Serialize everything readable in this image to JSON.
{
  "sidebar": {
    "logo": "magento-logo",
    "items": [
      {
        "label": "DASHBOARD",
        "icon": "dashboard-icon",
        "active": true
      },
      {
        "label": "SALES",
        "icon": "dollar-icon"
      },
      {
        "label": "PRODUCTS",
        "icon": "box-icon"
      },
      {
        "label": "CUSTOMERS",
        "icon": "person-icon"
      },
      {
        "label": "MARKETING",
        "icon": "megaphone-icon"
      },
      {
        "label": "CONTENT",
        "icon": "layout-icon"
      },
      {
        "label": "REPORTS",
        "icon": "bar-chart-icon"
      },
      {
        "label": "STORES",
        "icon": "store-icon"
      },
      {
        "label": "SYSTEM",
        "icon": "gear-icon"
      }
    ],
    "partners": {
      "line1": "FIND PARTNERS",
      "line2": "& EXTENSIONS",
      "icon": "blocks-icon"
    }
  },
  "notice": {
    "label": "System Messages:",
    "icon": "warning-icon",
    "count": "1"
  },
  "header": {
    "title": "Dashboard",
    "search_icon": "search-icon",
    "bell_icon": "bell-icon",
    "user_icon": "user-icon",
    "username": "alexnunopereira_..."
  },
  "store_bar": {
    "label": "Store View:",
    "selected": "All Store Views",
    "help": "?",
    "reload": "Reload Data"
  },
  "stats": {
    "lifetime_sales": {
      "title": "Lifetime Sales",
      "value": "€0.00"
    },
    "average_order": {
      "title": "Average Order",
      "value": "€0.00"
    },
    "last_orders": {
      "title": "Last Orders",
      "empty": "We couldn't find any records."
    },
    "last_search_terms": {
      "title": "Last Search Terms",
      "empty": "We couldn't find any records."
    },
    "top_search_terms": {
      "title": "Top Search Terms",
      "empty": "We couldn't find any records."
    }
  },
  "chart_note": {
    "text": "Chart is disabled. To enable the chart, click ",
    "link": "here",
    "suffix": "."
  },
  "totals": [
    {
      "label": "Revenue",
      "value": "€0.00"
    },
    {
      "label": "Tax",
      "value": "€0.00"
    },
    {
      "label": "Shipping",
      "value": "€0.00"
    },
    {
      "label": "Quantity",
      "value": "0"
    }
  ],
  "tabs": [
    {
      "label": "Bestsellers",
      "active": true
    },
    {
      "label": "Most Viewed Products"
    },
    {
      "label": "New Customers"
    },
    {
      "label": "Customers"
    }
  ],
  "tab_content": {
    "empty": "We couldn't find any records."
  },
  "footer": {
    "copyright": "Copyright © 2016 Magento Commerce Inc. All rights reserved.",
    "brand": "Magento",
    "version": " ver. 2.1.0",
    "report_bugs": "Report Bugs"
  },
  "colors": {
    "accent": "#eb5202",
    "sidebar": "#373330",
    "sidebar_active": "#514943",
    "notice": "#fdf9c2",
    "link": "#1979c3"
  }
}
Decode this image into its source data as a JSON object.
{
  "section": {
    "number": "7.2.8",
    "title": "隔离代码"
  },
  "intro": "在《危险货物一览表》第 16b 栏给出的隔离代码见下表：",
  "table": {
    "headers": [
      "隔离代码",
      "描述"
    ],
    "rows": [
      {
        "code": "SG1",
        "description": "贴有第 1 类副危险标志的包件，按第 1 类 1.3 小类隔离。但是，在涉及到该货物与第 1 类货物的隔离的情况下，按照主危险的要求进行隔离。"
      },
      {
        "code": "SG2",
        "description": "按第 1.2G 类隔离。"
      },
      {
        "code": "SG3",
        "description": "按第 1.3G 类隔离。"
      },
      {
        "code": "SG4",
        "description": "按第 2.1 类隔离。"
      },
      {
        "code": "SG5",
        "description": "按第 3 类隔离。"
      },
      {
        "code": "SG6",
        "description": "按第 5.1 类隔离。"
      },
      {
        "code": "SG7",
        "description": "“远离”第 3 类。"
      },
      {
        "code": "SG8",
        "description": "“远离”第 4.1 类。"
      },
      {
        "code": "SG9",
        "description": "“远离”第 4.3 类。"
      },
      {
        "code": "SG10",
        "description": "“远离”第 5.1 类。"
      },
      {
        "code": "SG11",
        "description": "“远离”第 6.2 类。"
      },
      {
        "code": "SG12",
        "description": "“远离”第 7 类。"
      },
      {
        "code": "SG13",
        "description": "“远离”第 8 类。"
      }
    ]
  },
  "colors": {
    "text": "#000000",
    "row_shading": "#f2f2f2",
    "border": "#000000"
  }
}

▸ WRITTEN INSTRUCTION
Copy each line of the data above without altering a single character.

▸ FINAL RESULT
Serialize everything readable in this image to JSON.
{
  "sidebar": {
    "logo": "magento-logo",
    "items": [
      {
        "label": "DASHBOARD",
        "icon": "dashboard-icon",
        "active": true
      },
      {
        "label": "SALES",
        "icon": "dollar-icon"
      },
      {
        "label": "PRODUCTS",
        "icon": "box-icon"
      },
      {
        "label": "CUSTOMERS",
        "icon": "person-icon"
      },
      {
        "label": "MARKETING",
        "icon": "megaphone-icon"
      },
      {
        "label": "CONTENT",
        "icon": "layout-icon"
      },
      {
        "label": "REPORTS",
        "icon": "bar-chart-icon"
      },
      {
        "label": "STORES",
        "icon": "store-icon"
      },
      {
        "label": "SYSTEM",
        "icon": "gear-icon"
      }
    ],
    "partners": {
      "line1": "FIND PARTNERS",
      "line2": "& EXTENSIONS",
      "icon": "blocks-icon"
    }
  },
  "notice": {
    "label": "System Messages:",
    "icon": "warning-icon",
    "count": "1"
  },
  "header": {
    "title": "Dashboard",
    "search_icon": "search-icon",
    "bell_icon": "bell-icon",
    "user_icon": "user-icon",
    "username": "alexnunopereira_..."
  },
  "store_bar": {
    "label": "Store View:",
    "selected": "All Store Views",
    "help": "?",
    "reload": "Reload Data"
  },
  "stats": {
    "lifetime_sales": {
      "title": "Lifetime Sales",
      "value": "€0.00"
    },
    "average_order": {
      "title": "Average Order",
      "value": "€0.00"
    },
    "last_orders": {
      "title": "Last Orders",
      "empty": "We couldn't find any records."
    },
    "last_search_terms": {
      "title": "Last Search Terms",
      "empty": "We couldn't find any records."
    },
    "top_search_terms": {
      "title": "Top Search Terms",
      "empty": "We couldn't find any records."
    }
  },
  "chart_note": {
    "text": "Chart is disabled. To enable the chart, click ",
    "link": "here",
    "suffix": "."
  },
  "totals": [
    {
      "label": "Revenue",
      "value": "€0.00"
    },
    {
      "label": "Tax",
      "value": "€0.00"
    },
    {
      "label": "Shipping",
      "value": "€0.00"
    },
    {
      "label": "Quantity",
      "value": "0"
    }
  ],
  "tabs": [
    {
      "label": "Bestsellers",
      "active": true
    },
    {
      "label": "Most Viewed Products"
    },
    {
      "label": "New Customers"
    },
    {
      "label": "Customers"
    }
  ],
  "tab_content": {
    "empty": "We couldn't find any records."
  },
  "footer": {
    "copyright": "Copyright © 2016 Magento Commerce Inc. All rights reserved.",
    "brand": "Magento",
    "version": " ver. 2.1.0",
    "report_bugs": "Report Bugs"
  },
  "colors": {
    "accent": "#eb5202",
    "sidebar": "#373330",
    "sidebar_active": "#514943",
    "notice": "#fdf9c2",
    "link": "#1979c3"
  }
}
Decode this image into its source data as a JSON object.
{
  "section": {
    "number": "7.2.8",
    "title": "隔离代码"
  },
  "intro": "在《危险货物一览表》第 16b 栏给出的隔离代码见下表：",
  "table": {
    "headers": [
      "隔离代码",
      "描述"
    ],
    "rows": [
      {
        "code": "SG1",
        "description": "贴有第 1 类副危险标志的包件，按第 1 类 1.3 小类隔离。但是，在涉及到该货物与第 1 类货物的隔离的情况下，按照主危险的要求进行隔离。"
      },
      {
        "code": "SG2",
        "description": "按第 1.2G 类隔离。"
      },
      {
        "code": "SG3",
        "description": "按第 1.3G 类隔离。"
      },
      {
        "code": "SG4",
        "description": "按第 2.1 类隔离。"
      },
      {
        "code": "SG5",
        "description": "按第 3 类隔离。"
      },
      {
        "code": "SG6",
        "description": "按第 5.1 类隔离。"
      },
      {
        "code": "SG7",
        "description": "“远离”第 3 类。"
      },
      {
        "code": "SG8",
        "description": "“远离”第 4.1 类。"
      },
      {
        "code": "SG9",
        "description": "“远离”第 4.3 类。"
      },
      {
        "code": "SG10",
        "description": "“远离”第 5.1 类。"
      },
      {
        "code": "SG11",
        "description": "“远离”第 6.2 类。"
      },
      {
        "code": "SG12",
        "description": "“远离”第 7 类。"
      },
      {
        "code": "SG13",
        "description": "“远离”第 8 类。"
      }
    ]
  },
  "colors": {
    "text": "#000000",
    "row_shading": "#f2f2f2",
    "border": "#000000"
  }
}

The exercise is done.